• **THE EXERCISE**
Gather all lines containing the string "Browse" and copy them out.

• **EXERCISE DATA**
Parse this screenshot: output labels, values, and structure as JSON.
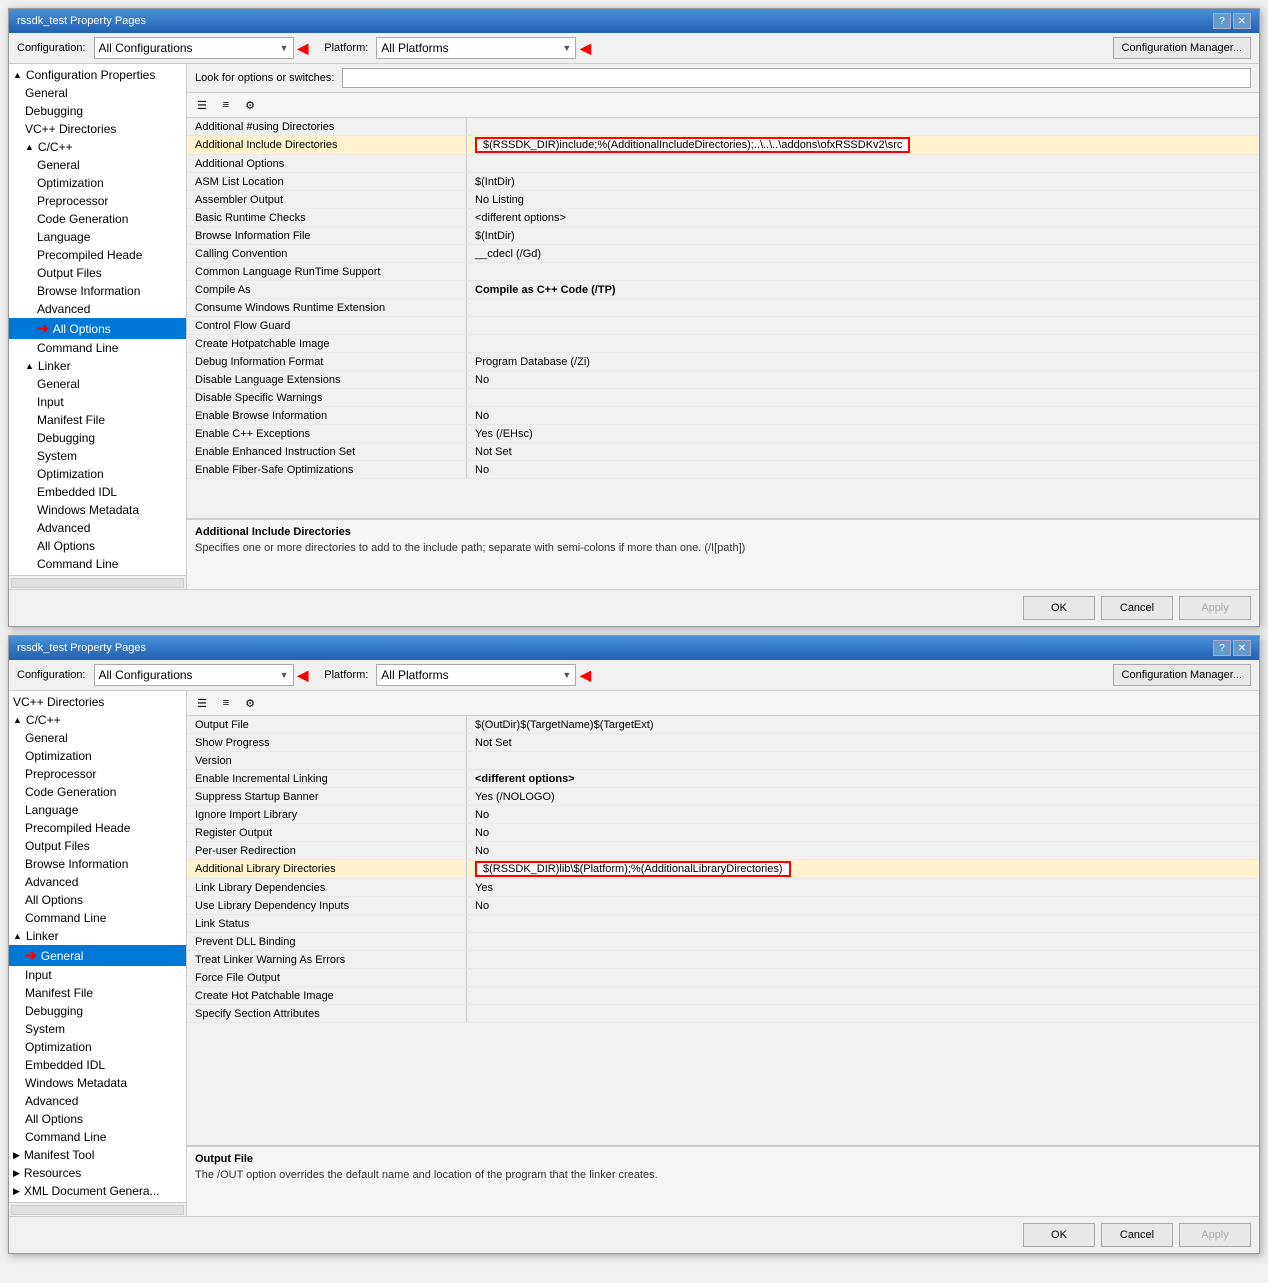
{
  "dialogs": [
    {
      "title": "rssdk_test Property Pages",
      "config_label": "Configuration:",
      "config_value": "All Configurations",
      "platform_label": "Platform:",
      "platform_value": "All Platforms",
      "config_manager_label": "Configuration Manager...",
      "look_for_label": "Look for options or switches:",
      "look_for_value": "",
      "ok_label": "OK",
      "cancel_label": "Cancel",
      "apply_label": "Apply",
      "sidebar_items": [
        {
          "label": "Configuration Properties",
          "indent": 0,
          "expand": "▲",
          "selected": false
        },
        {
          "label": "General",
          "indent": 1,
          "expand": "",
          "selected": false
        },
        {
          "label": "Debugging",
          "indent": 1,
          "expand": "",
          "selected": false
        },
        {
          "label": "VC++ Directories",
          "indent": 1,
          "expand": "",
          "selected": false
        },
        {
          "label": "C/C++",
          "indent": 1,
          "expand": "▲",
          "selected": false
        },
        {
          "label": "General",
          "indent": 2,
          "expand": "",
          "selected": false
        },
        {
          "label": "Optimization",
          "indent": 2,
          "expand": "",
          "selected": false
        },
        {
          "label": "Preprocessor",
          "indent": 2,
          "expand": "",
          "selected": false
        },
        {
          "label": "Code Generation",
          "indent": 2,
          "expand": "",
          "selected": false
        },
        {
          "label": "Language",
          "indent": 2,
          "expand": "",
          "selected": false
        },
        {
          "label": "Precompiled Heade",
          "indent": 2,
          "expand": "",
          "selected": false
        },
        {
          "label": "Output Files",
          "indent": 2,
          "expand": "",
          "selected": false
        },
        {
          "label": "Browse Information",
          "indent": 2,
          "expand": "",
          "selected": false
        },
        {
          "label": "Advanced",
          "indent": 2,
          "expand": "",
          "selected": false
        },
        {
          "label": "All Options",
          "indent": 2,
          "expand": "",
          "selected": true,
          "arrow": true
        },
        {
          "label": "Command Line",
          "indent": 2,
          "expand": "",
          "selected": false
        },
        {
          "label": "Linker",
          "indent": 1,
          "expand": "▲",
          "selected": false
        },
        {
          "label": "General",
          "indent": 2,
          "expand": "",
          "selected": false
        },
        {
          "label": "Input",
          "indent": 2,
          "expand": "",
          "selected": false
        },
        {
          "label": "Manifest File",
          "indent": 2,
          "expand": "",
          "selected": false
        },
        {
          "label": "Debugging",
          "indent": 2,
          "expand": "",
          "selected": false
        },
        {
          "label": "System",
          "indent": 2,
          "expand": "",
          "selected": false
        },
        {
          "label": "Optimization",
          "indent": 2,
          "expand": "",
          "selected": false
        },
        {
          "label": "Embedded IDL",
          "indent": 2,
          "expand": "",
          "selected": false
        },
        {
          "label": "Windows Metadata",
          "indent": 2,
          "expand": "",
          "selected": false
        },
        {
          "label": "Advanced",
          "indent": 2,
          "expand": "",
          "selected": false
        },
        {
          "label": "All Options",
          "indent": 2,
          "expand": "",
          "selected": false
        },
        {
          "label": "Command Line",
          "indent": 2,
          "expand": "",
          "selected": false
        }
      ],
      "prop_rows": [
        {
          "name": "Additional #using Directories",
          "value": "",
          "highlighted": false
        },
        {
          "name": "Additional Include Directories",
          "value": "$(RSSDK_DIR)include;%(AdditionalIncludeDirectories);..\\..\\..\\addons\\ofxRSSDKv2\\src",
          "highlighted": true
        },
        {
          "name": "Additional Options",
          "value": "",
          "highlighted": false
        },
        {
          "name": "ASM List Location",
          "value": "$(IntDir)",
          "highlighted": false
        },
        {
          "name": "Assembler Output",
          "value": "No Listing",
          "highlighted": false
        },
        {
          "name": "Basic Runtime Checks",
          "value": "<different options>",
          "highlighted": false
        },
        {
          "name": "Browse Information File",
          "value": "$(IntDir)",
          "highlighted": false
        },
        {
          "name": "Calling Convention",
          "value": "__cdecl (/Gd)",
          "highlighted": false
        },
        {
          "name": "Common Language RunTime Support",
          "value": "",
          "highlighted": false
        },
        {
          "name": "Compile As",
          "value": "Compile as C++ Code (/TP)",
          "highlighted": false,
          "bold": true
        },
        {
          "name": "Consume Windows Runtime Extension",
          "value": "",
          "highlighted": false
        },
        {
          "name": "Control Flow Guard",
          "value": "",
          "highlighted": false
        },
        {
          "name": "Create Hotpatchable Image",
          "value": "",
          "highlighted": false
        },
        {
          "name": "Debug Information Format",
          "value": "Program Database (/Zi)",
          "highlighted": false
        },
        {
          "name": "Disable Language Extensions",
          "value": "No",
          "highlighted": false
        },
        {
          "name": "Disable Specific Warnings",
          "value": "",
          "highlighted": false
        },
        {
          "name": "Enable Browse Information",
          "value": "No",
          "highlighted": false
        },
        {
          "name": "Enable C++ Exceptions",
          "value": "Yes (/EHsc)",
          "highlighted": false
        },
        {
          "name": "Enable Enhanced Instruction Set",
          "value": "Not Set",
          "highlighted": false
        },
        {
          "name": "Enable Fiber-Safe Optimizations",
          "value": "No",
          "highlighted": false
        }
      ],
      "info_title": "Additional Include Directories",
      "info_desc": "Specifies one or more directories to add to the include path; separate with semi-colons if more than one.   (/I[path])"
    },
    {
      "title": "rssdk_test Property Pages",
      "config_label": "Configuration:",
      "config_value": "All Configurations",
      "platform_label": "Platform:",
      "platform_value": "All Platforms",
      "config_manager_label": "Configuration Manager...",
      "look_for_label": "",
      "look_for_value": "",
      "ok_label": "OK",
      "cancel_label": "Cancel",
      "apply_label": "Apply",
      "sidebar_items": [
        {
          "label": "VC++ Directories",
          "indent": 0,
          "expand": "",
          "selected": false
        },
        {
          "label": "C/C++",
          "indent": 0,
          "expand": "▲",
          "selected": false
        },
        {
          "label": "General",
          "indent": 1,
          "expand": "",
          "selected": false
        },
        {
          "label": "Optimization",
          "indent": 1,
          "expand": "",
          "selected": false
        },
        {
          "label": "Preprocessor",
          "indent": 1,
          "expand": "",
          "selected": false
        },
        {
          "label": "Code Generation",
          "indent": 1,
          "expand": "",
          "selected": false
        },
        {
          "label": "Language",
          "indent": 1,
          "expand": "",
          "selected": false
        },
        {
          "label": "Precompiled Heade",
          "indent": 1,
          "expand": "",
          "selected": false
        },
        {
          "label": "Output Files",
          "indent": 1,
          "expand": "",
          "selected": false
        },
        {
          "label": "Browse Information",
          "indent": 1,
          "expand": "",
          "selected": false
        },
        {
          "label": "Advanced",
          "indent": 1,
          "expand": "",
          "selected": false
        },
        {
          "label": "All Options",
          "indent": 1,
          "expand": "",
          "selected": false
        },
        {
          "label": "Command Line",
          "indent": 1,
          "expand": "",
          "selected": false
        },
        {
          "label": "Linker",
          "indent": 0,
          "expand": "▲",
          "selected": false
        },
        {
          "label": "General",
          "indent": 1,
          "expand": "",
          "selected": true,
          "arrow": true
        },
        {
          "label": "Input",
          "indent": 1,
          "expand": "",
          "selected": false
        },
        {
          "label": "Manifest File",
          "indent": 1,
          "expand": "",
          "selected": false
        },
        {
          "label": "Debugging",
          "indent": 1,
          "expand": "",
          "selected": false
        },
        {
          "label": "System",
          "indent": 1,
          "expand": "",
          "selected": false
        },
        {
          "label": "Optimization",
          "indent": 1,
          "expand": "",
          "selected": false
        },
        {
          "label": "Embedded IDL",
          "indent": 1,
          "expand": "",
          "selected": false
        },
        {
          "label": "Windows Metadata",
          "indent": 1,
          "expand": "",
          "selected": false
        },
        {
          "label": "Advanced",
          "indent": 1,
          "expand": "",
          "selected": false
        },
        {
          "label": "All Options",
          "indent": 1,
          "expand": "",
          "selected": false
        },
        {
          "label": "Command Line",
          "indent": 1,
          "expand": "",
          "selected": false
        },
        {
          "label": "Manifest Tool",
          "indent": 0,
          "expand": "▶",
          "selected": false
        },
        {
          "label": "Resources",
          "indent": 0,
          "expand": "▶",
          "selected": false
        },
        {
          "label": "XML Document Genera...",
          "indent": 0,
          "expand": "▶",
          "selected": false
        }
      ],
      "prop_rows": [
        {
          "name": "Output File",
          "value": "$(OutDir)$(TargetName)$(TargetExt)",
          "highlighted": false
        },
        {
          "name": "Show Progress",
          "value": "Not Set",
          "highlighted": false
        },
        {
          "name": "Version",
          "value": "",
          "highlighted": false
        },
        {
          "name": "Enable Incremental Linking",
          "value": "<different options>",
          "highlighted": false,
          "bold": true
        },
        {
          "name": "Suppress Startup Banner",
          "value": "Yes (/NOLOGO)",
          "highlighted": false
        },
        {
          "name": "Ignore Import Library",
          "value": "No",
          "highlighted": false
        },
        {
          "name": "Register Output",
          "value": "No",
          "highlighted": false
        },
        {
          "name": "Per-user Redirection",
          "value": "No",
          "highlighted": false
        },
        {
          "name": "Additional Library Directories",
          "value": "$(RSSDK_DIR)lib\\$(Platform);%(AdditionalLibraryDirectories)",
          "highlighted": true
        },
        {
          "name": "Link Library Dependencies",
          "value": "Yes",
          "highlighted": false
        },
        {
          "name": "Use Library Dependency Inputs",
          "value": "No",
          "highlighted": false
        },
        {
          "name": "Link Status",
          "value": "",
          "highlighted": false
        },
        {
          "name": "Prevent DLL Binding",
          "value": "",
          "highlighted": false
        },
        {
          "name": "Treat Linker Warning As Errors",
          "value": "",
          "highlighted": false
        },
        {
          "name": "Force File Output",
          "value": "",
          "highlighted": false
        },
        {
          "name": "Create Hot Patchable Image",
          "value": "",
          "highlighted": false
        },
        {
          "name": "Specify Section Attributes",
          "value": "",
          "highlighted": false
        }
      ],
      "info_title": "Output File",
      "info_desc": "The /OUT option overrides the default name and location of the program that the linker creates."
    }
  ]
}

• **EXERCISE ANSWER**
          "label": "Browse Information",
          "name": "Browse Information File",
          "name": "Enable Browse Information",
          "label": "Browse Information",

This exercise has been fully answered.